**Goal:** Exclude the pictures and return every line exactly as written.

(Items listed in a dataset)
— start —
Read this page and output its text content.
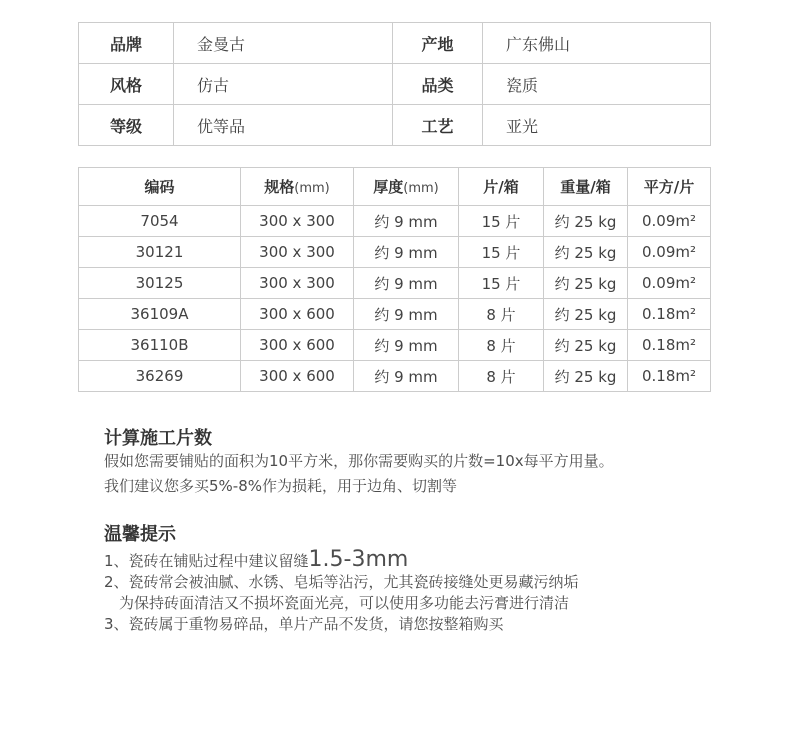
品牌	金曼古	产地	广东佛山
风格	仿古	品类	瓷质
等级	优等品	工艺	亚光
编码	规格(mm)	厚度(mm)	片/箱	重量/箱	平方/片
7054	300 x 300	约 9 mm	15 片	约 25 kg	0.09m²
30121	300 x 300	约 9 mm	15 片	约 25 kg	0.09m²
30125	300 x 300	约 9 mm	15 片	约 25 kg	0.09m²
36109A	300 x 600	约 9 mm	8 片	约 25 kg	0.18m²
36110B	300 x 600	约 9 mm	8 片	约 25 kg	0.18m²
36269	300 x 600	约 9 mm	8 片	约 25 kg	0.18m²
计算施工片数
假如您需要铺贴的面积为10平方米，那你需要购买的片数=10x每平方用量。
我们建议您多买5%-8%作为损耗，用于边角、切割等
温馨提示
1、瓷砖在铺贴过程中建议留缝1.5-3mm
2、瓷砖常会被油腻、水锈、皂垢等沾污，尤其瓷砖接缝处更易藏污纳垢
为保持砖面清洁又不损坏瓷面光亮，可以使用多功能去污膏进行清洁
3、瓷砖属于重物易碎品，单片产品不发货，请您按整箱购买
— end —
**Result of this task:**
Read this page and output its text content.
品牌	金曼古	产地	广东佛山
风格	仿古	品类	瓷质
等级	优等品	工艺	亚光
编码	规格(mm)	厚度(mm)	片/箱	重量/箱	平方/片
7054	300 x 300	约 9 mm	15 片	约 25 kg	0.09m²
30121	300 x 300	约 9 mm	15 片	约 25 kg	0.09m²
30125	300 x 300	约 9 mm	15 片	约 25 kg	0.09m²
36109A	300 x 600	约 9 mm	8 片	约 25 kg	0.18m²
36110B	300 x 600	约 9 mm	8 片	约 25 kg	0.18m²
36269	300 x 600	约 9 mm	8 片	约 25 kg	0.18m²
计算施工片数
假如您需要铺贴的面积为10平方米，那你需要购买的片数=10x每平方用量。
我们建议您多买5%-8%作为损耗，用于边角、切割等
温馨提示
1、瓷砖在铺贴过程中建议留缝1.5-3mm
2、瓷砖常会被油腻、水锈、皂垢等沾污，尤其瓷砖接缝处更易藏污纳垢
为保持砖面清洁又不损坏瓷面光亮，可以使用多功能去污膏进行清洁
3、瓷砖属于重物易碎品，单片产品不发货，请您按整箱购买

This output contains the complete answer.